───── DATA TO USE
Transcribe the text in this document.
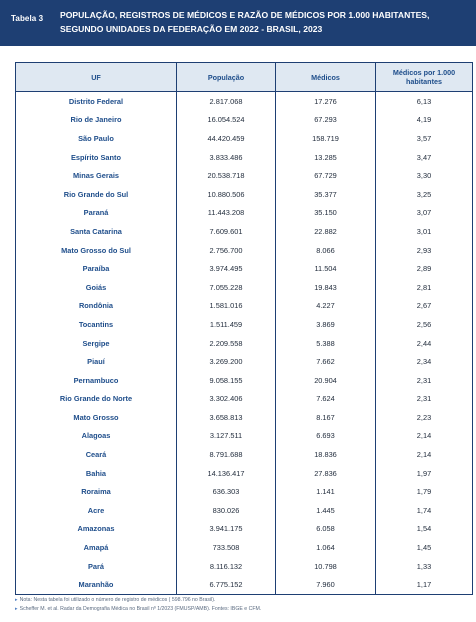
Tabela 3 POPULAÇÃO, REGISTROS DE MÉDICOS E RAZÃO DE MÉDICOS POR 1.000 HABITANTES,
SEGUNDO UNIDADES DA FEDERAÇÃO EM 2022 - BRASIL, 2023
UF	População	Médicos	Médicos por 1.000 habitantes
Distrito Federal	2.817.068	17.276	6,13
Rio de Janeiro	16.054.524	67.293	4,19
São Paulo	44.420.459	158.719	3,57
Espírito Santo	3.833.486	13.285	3,47
Minas Gerais	20.538.718	67.729	3,30
Rio Grande do Sul	10.880.506	35.377	3,25
Paraná	11.443.208	35.150	3,07
Santa Catarina	7.609.601	22.882	3,01
Mato Grosso do Sul	2.756.700	8.066	2,93
Paraíba	3.974.495	11.504	2,89
Goiás	7.055.228	19.843	2,81
Rondônia	1.581.016	4.227	2,67
Tocantins	1.511.459	3.869	2,56
Sergipe	2.209.558	5.388	2,44
Piauí	3.269.200	7.662	2,34
Pernambuco	9.058.155	20.904	2,31
Rio Grande do Norte	3.302.406	7.624	2,31
Mato Grosso	3.658.813	8.167	2,23
Alagoas	3.127.511	6.693	2,14
Ceará	8.791.688	18.836	2,14
Bahia	14.136.417	27.836	1,97
Roraima	636.303	1.141	1,79
Acre	830.026	1.445	1,74
Amazonas	3.941.175	6.058	1,54
Amapá	733.508	1.064	1,45
Pará	8.116.132	10.798	1,33
Maranhão	6.775.152	7.960	1,17
▸ Nota: Nesta tabela foi utilizado o número de registro de médicos ( 598.796 no Brasil).
▸ Scheffer M. et al. Radar da Demografia Médica no Brasil nº 1/2023 (FMUSP/AMB). Fontes: IBGE e CFM.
──────────
DIRECTIONS FOR THIS TASK: Write the listing out a second time exactly, dropping all images.

SOLVED PROBLEM:
Transcribe the text in this document.
Tabela 3 POPULAÇÃO, REGISTROS DE MÉDICOS E RAZÃO DE MÉDICOS POR 1.000 HABITANTES,
SEGUNDO UNIDADES DA FEDERAÇÃO EM 2022 - BRASIL, 2023
UF	População	Médicos	Médicos por 1.000 habitantes
Distrito Federal	2.817.068	17.276	6,13
Rio de Janeiro	16.054.524	67.293	4,19
São Paulo	44.420.459	158.719	3,57
Espírito Santo	3.833.486	13.285	3,47
Minas Gerais	20.538.718	67.729	3,30
Rio Grande do Sul	10.880.506	35.377	3,25
Paraná	11.443.208	35.150	3,07
Santa Catarina	7.609.601	22.882	3,01
Mato Grosso do Sul	2.756.700	8.066	2,93
Paraíba	3.974.495	11.504	2,89
Goiás	7.055.228	19.843	2,81
Rondônia	1.581.016	4.227	2,67
Tocantins	1.511.459	3.869	2,56
Sergipe	2.209.558	5.388	2,44
Piauí	3.269.200	7.662	2,34
Pernambuco	9.058.155	20.904	2,31
Rio Grande do Norte	3.302.406	7.624	2,31
Mato Grosso	3.658.813	8.167	2,23
Alagoas	3.127.511	6.693	2,14
Ceará	8.791.688	18.836	2,14
Bahia	14.136.417	27.836	1,97
Roraima	636.303	1.141	1,79
Acre	830.026	1.445	1,74
Amazonas	3.941.175	6.058	1,54
Amapá	733.508	1.064	1,45
Pará	8.116.132	10.798	1,33
Maranhão	6.775.152	7.960	1,17
▸ Nota: Nesta tabela foi utilizado o número de registro de médicos ( 598.796 no Brasil).
▸ Scheffer M. et al. Radar da Demografia Médica no Brasil nº 1/2023 (FMUSP/AMB). Fontes: IBGE e CFM.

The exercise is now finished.